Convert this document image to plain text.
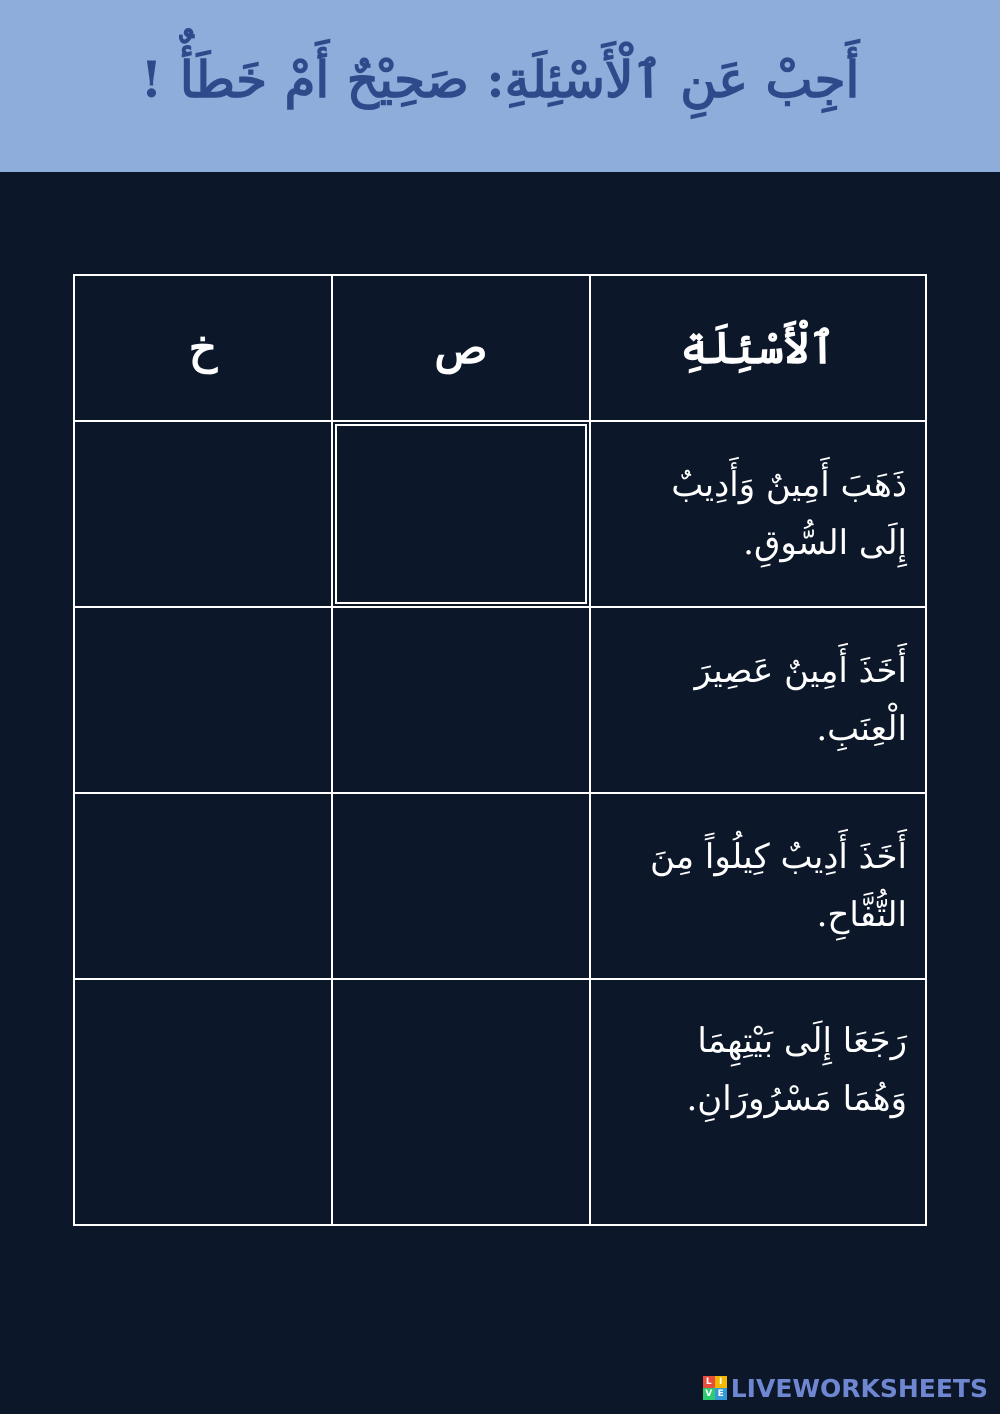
أَجِبْ عَنِ ٱلْأَسْئِلَةِ: صَحِيْحٌ أَمْ خَطَأٌ !
ٱلْأَسْئِلَةِ	ص	خ

ذَهَبَ أَمِينٌ وَأَدِيبٌ
إِلَى السُّوقِ.		

أَخَذَ أَمِينٌ عَصِيرَ
الْعِنَبِ.		

أَخَذَ أَدِيبٌ كِيلُواً مِنَ
التُّفَّاحِ.		

رَجَعَا إِلَى بَيْتِهِمَا
وَهُمَا مَسْرُورَانِ.		

L I
V E LIVEWORKSHEETS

********

- _Directions for this task_: Retype the entries word for word. Omit any images.

- _Correct response_:
Convert this document image to plain text.
أَجِبْ عَنِ ٱلْأَسْئِلَةِ: صَحِيْحٌ أَمْ خَطَأٌ !
ٱلْأَسْئِلَةِ	ص	خ

ذَهَبَ أَمِينٌ وَأَدِيبٌ
إِلَى السُّوقِ.		

أَخَذَ أَمِينٌ عَصِيرَ
الْعِنَبِ.		

أَخَذَ أَدِيبٌ كِيلُواً مِنَ
التُّفَّاحِ.		

رَجَعَا إِلَى بَيْتِهِمَا
وَهُمَا مَسْرُورَانِ.		

L I
V E LIVEWORKSHEETS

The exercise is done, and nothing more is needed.